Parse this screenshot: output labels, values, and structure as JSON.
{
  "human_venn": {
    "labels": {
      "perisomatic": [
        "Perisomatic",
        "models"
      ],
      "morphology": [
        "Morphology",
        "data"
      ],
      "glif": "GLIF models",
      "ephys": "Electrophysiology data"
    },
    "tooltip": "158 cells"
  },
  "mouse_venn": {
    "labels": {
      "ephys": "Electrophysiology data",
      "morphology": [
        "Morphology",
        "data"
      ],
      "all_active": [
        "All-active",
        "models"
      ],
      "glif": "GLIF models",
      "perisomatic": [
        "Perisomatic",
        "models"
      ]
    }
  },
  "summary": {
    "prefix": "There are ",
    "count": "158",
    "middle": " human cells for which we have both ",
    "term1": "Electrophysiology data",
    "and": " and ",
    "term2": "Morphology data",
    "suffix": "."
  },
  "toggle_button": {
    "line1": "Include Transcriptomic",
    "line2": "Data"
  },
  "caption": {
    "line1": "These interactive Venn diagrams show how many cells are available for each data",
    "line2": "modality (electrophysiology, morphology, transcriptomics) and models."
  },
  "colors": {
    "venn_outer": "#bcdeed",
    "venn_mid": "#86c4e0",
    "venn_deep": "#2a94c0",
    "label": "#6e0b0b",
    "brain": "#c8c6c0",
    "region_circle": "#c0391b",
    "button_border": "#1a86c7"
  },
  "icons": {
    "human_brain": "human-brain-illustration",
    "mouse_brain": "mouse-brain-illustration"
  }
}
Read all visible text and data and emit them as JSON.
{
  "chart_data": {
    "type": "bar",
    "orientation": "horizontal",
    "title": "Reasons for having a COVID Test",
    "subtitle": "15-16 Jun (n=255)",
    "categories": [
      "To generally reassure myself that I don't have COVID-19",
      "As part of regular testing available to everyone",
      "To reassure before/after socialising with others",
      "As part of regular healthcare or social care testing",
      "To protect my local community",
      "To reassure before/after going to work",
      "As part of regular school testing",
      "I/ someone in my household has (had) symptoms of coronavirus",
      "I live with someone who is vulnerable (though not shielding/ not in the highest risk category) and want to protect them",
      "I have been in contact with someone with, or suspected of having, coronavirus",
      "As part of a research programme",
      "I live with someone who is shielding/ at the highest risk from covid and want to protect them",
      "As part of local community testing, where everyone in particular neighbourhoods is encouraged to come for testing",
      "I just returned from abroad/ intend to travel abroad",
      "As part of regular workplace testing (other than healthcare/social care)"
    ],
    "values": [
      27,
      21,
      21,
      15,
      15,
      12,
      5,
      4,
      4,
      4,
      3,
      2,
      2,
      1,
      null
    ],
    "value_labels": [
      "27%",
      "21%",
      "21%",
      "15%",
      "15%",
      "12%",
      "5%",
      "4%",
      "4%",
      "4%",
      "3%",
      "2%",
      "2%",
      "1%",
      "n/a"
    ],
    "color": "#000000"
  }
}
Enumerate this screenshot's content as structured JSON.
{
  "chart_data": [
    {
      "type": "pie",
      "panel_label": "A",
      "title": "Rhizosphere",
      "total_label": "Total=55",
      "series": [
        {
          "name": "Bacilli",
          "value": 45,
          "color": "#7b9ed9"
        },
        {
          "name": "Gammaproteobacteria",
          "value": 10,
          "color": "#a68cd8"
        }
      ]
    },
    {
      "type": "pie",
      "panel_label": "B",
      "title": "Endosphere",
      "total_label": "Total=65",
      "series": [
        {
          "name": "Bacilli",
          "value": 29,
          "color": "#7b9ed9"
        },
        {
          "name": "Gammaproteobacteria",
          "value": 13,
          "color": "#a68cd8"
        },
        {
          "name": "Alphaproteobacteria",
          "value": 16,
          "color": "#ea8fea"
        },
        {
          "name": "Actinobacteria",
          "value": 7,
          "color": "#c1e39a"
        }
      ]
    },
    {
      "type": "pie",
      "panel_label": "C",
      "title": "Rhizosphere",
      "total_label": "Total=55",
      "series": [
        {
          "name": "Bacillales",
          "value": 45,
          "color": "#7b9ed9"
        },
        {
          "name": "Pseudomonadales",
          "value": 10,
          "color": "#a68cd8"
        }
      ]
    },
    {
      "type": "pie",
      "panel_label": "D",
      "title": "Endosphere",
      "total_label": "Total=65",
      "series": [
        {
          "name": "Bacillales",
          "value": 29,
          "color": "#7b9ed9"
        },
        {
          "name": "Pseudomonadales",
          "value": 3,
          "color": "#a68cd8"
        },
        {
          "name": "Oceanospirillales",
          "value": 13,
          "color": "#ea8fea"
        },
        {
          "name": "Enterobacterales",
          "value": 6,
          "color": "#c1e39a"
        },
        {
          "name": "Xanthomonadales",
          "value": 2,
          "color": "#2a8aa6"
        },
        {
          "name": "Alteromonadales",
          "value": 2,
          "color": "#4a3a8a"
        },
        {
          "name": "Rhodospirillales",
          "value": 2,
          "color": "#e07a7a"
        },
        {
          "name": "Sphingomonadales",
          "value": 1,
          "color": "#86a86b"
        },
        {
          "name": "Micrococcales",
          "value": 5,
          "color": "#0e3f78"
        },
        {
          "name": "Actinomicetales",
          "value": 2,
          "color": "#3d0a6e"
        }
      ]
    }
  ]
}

__________________________________________________

▶ TASK BRIEF
Copy out, from the material above, each line in which the string "coronavirus" is found.

▶ EXPECTED ANSWER
      "I/ someone in my household has (had) symptoms of coronavirus",
      "I have been in contact with someone with, or suspected of having, coronavirus",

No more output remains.